What this task involves – Every line that contains the word "list" should be copied out.

Data for processing –
####################

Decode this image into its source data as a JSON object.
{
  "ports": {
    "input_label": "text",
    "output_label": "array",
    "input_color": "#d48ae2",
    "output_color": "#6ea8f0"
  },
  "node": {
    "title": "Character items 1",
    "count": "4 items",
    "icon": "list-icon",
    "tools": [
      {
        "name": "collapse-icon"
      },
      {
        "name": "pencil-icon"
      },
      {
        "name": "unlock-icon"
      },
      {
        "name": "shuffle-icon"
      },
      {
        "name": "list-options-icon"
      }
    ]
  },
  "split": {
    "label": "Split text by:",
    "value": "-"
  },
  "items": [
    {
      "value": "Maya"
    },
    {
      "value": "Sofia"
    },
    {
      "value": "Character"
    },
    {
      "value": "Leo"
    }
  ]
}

####################

Result for this exercise –
    "icon": "list-icon",
        "name": "list-options-icon"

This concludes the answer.